** BEGIN **

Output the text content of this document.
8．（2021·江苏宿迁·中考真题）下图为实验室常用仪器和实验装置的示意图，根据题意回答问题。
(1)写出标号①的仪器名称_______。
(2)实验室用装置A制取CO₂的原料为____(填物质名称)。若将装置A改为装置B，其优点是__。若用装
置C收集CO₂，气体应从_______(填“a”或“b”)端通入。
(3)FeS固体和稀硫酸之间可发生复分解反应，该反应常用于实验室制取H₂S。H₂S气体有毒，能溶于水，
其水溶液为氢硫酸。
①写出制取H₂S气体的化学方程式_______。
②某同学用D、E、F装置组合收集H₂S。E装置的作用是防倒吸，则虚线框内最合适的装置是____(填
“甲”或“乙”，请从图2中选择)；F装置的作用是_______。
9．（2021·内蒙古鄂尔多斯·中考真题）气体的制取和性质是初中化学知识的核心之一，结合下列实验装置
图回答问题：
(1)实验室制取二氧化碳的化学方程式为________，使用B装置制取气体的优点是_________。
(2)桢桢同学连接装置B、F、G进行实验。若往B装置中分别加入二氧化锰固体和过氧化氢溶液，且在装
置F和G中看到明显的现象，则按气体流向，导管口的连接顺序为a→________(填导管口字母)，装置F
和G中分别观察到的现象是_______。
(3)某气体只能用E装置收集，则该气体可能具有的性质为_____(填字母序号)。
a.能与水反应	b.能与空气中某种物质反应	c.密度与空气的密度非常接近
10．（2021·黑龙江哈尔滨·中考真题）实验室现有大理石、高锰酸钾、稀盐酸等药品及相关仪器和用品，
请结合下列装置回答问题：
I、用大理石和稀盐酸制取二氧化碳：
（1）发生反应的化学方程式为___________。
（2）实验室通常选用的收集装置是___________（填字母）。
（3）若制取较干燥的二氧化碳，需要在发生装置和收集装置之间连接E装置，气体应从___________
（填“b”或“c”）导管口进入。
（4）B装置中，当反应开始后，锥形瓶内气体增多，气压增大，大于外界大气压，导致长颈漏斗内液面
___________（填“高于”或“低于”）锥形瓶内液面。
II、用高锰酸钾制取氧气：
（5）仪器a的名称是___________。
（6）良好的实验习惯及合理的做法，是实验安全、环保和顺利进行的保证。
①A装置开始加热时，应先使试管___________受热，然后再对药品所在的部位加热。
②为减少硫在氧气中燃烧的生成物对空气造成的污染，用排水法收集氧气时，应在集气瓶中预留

** END **

> _Exercise task_:
Please restate the records in full, word for word.

> _Task result_:
Output the text content of this document.
8．（2021·江苏宿迁·中考真题）下图为实验室常用仪器和实验装置的示意图，根据题意回答问题。
(1)写出标号①的仪器名称_______。
(2)实验室用装置A制取CO₂的原料为____(填物质名称)。若将装置A改为装置B，其优点是__。若用装
置C收集CO₂，气体应从_______(填“a”或“b”)端通入。
(3)FeS固体和稀硫酸之间可发生复分解反应，该反应常用于实验室制取H₂S。H₂S气体有毒，能溶于水，
其水溶液为氢硫酸。
①写出制取H₂S气体的化学方程式_______。
②某同学用D、E、F装置组合收集H₂S。E装置的作用是防倒吸，则虚线框内最合适的装置是____(填
“甲”或“乙”，请从图2中选择)；F装置的作用是_______。
9．（2021·内蒙古鄂尔多斯·中考真题）气体的制取和性质是初中化学知识的核心之一，结合下列实验装置
图回答问题：
(1)实验室制取二氧化碳的化学方程式为________，使用B装置制取气体的优点是_________。
(2)桢桢同学连接装置B、F、G进行实验。若往B装置中分别加入二氧化锰固体和过氧化氢溶液，且在装
置F和G中看到明显的现象，则按气体流向，导管口的连接顺序为a→________(填导管口字母)，装置F
和G中分别观察到的现象是_______。
(3)某气体只能用E装置收集，则该气体可能具有的性质为_____(填字母序号)。
a.能与水反应	b.能与空气中某种物质反应	c.密度与空气的密度非常接近
10．（2021·黑龙江哈尔滨·中考真题）实验室现有大理石、高锰酸钾、稀盐酸等药品及相关仪器和用品，
请结合下列装置回答问题：
I、用大理石和稀盐酸制取二氧化碳：
（1）发生反应的化学方程式为___________。
（2）实验室通常选用的收集装置是___________（填字母）。
（3）若制取较干燥的二氧化碳，需要在发生装置和收集装置之间连接E装置，气体应从___________
（填“b”或“c”）导管口进入。
（4）B装置中，当反应开始后，锥形瓶内气体增多，气压增大，大于外界大气压，导致长颈漏斗内液面
___________（填“高于”或“低于”）锥形瓶内液面。
II、用高锰酸钾制取氧气：
（5）仪器a的名称是___________。
（6）良好的实验习惯及合理的做法，是实验安全、环保和顺利进行的保证。
①A装置开始加热时，应先使试管___________受热，然后再对药品所在的部位加热。
②为减少硫在氧气中燃烧的生成物对空气造成的污染，用排水法收集氧气时，应在集气瓶中预留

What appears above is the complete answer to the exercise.